DIRECTIVE: Reproduce every entry exactly and leave its pictures out.

____ RECORDS PROVIDED

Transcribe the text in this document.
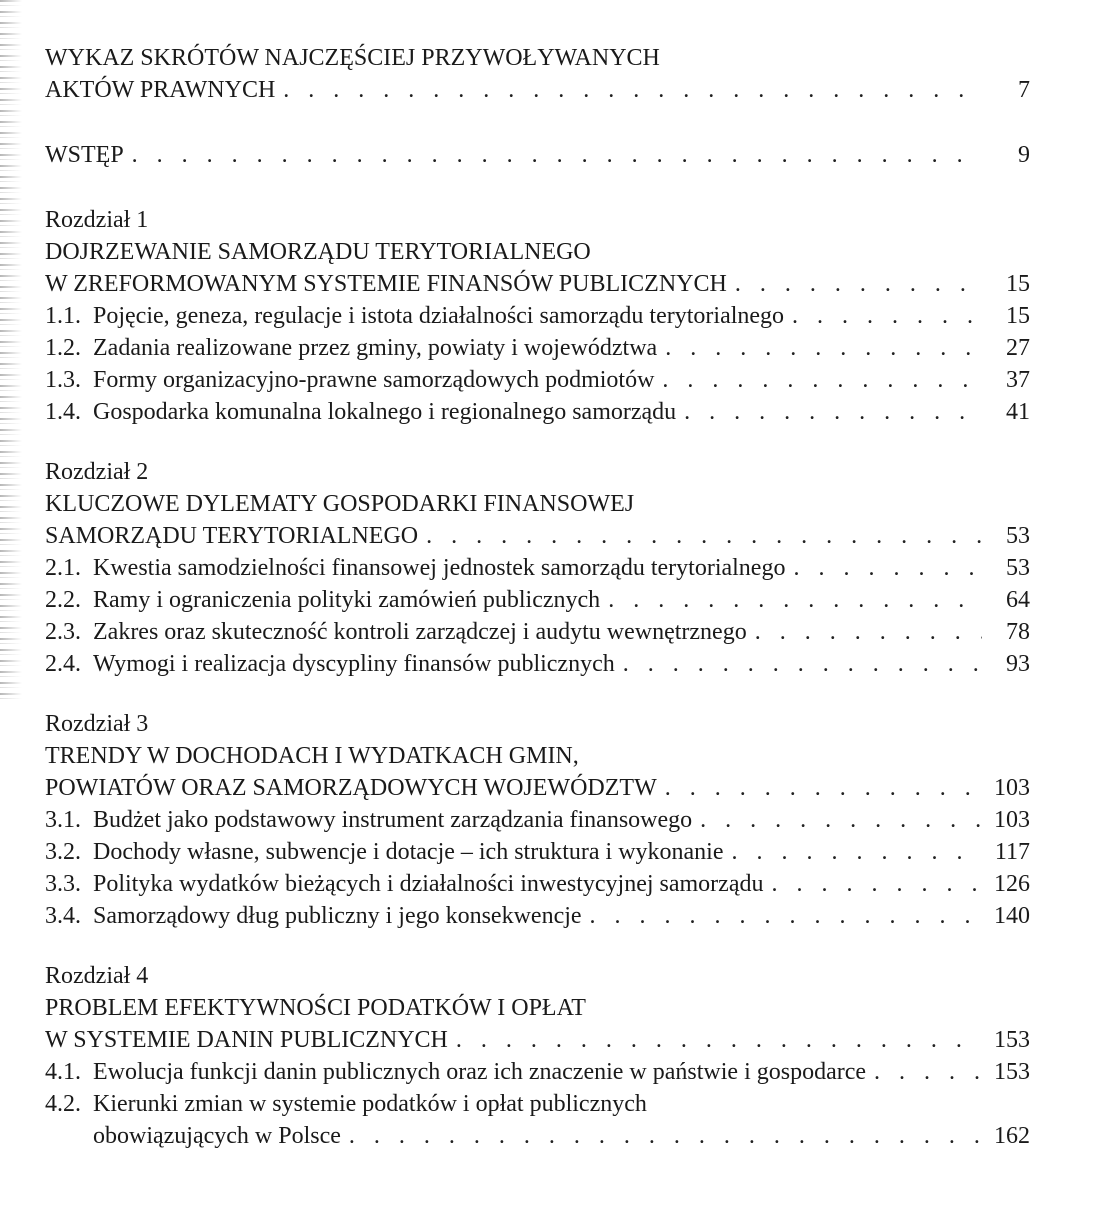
WYKAZ SKRÓTÓW NAJCZĘŚCIEJ PRZYWOŁYWANYCH
AKTÓW PRAWNYCH . . .	7
WSTĘP . . .	9
Rozdział 1
DOJRZEWANIE SAMORZĄDU TERYTORIALNEGO
W ZREFORMOWANYM SYSTEMIE FINANSÓW PUBLICZNYCH . . .	15
1.1. Pojęcie, geneza, regulacje i istota działalności samorządu terytorialnego . . .	15
1.2. Zadania realizowane przez gminy, powiaty i województwa . . .	27
1.3. Formy organizacyjno-prawne samorządowych podmiotów . . .	37
1.4. Gospodarka komunalna lokalnego i regionalnego samorządu . . .	41
Rozdział 2
KLUCZOWE DYLEMATY GOSPODARKI FINANSOWEJ
SAMORZĄDU TERYTORIALNEGO . . .	53
2.1. Kwestia samodzielności finansowej jednostek samorządu terytorialnego . . .	53
2.2. Ramy i ograniczenia polityki zamówień publicznych . . .	64
2.3. Zakres oraz skuteczność kontroli zarządczej i audytu wewnętrznego . . .	78
2.4. Wymogi i realizacja dyscypliny finansów publicznych . . .	93
Rozdział 3
TRENDY W DOCHODACH I WYDATKACH GMIN,
POWIATÓW ORAZ SAMORZĄDOWYCH WOJEWÓDZTW . . .	103
3.1. Budżet jako podstawowy instrument zarządzania finansowego . . .	103
3.2. Dochody własne, subwencje i dotacje – ich struktura i wykonanie . . .	117
3.3. Polityka wydatków bieżących i działalności inwestycyjnej samorządu . . .	126
3.4. Samorządowy dług publiczny i jego konsekwencje . . .	140
Rozdział 4
PROBLEM EFEKTYWNOŚCI PODATKÓW I OPŁAT
W SYSTEMIE DANIN PUBLICZNYCH . . .	153
4.1. Ewolucja funkcji danin publicznych oraz ich znaczenie w państwie i gospodarce . . .	153
4.2. Kierunki zmian w systemie podatków i opłat publicznych
obowiązujących w Polsce . . .	162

________

EXERCISE SOLUTION:
Transcribe the text in this document.
WYKAZ SKRÓTÓW NAJCZĘŚCIEJ PRZYWOŁYWANYCH
AKTÓW PRAWNYCH . . .	7
WSTĘP . . .	9
Rozdział 1
DOJRZEWANIE SAMORZĄDU TERYTORIALNEGO
W ZREFORMOWANYM SYSTEMIE FINANSÓW PUBLICZNYCH . . .	15
1.1. Pojęcie, geneza, regulacje i istota działalności samorządu terytorialnego . . .	15
1.2. Zadania realizowane przez gminy, powiaty i województwa . . .	27
1.3. Formy organizacyjno-prawne samorządowych podmiotów . . .	37
1.4. Gospodarka komunalna lokalnego i regionalnego samorządu . . .	41
Rozdział 2
KLUCZOWE DYLEMATY GOSPODARKI FINANSOWEJ
SAMORZĄDU TERYTORIALNEGO . . .	53
2.1. Kwestia samodzielności finansowej jednostek samorządu terytorialnego . . .	53
2.2. Ramy i ograniczenia polityki zamówień publicznych . . .	64
2.3. Zakres oraz skuteczność kontroli zarządczej i audytu wewnętrznego . . .	78
2.4. Wymogi i realizacja dyscypliny finansów publicznych . . .	93
Rozdział 3
TRENDY W DOCHODACH I WYDATKACH GMIN,
POWIATÓW ORAZ SAMORZĄDOWYCH WOJEWÓDZTW . . .	103
3.1. Budżet jako podstawowy instrument zarządzania finansowego . . .	103
3.2. Dochody własne, subwencje i dotacje – ich struktura i wykonanie . . .	117
3.3. Polityka wydatków bieżących i działalności inwestycyjnej samorządu . . .	126
3.4. Samorządowy dług publiczny i jego konsekwencje . . .	140
Rozdział 4
PROBLEM EFEKTYWNOŚCI PODATKÓW I OPŁAT
W SYSTEMIE DANIN PUBLICZNYCH . . .	153
4.1. Ewolucja funkcji danin publicznych oraz ich znaczenie w państwie i gospodarce . . .	153
4.2. Kierunki zmian w systemie podatków i opłat publicznych
obowiązujących w Polsce . . .	162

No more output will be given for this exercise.